In the listing below, pick out lines with "modules".
— Start Task data —
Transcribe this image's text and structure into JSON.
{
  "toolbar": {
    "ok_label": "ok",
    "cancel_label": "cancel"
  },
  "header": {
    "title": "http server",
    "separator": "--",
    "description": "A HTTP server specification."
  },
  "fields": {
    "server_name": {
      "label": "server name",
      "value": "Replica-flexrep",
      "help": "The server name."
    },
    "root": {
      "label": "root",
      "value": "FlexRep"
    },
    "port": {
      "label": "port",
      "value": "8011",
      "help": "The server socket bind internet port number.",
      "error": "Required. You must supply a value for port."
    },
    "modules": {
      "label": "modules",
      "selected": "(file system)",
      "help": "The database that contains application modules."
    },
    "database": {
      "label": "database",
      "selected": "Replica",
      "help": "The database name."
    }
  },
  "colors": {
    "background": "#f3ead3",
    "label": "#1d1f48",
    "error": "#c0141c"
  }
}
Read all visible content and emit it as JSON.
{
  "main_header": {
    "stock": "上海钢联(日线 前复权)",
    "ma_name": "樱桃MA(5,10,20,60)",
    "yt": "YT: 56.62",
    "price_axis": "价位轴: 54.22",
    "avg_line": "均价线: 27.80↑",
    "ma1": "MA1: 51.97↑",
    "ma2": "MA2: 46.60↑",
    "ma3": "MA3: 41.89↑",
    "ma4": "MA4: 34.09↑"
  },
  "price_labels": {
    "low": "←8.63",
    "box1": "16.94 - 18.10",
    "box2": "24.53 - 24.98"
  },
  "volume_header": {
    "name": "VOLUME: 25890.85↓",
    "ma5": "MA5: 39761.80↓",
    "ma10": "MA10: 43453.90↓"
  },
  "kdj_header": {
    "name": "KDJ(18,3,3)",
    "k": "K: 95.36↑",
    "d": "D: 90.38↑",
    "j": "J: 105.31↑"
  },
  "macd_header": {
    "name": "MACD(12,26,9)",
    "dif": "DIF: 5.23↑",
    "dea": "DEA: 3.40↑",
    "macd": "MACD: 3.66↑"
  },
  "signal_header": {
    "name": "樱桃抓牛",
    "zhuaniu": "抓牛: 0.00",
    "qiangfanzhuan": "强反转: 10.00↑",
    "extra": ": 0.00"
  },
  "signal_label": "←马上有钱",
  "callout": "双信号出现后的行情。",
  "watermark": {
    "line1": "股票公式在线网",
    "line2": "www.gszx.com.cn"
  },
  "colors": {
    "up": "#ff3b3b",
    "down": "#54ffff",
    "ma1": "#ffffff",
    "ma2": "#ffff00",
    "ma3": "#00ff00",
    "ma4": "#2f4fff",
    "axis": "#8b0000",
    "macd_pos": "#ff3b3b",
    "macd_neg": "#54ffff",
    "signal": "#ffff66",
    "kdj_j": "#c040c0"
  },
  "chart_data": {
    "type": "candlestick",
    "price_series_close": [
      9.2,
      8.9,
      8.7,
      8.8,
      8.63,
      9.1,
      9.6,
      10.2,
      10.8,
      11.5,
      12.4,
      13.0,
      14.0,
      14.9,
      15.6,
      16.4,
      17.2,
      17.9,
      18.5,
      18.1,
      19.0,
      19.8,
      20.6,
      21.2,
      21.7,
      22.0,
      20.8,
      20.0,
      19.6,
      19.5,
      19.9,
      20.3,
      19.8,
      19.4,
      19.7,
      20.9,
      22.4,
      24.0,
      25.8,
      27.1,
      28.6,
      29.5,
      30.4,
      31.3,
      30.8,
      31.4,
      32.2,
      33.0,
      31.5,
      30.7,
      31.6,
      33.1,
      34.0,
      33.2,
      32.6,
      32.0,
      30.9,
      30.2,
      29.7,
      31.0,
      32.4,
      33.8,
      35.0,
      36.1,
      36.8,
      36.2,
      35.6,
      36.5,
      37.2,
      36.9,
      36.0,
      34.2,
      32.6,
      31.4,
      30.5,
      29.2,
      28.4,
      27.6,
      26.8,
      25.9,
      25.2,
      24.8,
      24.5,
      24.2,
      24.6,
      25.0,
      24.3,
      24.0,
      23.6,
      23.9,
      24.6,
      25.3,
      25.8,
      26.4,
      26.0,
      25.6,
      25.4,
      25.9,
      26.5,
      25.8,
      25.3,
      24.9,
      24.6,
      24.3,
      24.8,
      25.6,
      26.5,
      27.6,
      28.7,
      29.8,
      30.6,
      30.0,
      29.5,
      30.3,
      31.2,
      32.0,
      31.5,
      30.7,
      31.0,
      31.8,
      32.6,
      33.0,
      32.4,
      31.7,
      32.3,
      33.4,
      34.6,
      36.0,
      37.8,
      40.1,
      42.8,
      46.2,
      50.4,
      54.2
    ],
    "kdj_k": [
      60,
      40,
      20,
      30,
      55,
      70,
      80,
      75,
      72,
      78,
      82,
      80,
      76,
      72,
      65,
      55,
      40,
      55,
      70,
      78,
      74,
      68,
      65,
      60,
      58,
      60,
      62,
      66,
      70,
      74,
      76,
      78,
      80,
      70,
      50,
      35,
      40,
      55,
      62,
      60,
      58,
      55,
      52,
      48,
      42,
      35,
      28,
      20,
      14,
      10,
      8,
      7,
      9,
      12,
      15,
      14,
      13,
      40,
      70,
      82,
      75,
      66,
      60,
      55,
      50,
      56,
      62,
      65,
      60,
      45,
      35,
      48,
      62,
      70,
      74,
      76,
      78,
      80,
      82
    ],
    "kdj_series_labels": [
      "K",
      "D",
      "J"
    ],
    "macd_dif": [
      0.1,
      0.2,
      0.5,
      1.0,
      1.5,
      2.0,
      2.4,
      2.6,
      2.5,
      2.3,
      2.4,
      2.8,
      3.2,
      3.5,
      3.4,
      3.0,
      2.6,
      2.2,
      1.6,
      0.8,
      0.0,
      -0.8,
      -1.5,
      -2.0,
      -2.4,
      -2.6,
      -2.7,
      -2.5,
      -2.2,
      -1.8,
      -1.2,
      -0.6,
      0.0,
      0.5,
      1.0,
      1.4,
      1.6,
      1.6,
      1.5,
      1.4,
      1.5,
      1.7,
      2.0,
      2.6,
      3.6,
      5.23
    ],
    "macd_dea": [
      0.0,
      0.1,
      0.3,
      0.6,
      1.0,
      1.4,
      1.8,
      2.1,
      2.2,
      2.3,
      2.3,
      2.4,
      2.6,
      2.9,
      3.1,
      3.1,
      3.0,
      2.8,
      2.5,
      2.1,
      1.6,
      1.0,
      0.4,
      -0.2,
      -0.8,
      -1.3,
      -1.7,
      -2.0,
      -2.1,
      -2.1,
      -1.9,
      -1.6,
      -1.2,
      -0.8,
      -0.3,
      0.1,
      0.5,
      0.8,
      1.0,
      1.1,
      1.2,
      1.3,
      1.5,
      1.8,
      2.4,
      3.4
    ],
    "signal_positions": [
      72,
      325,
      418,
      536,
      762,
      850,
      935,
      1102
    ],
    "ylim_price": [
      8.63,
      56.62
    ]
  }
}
— End Task data —
* **Answer in full**
    "modules": {
      "label": "modules",
      "help": "The database that contains application modules."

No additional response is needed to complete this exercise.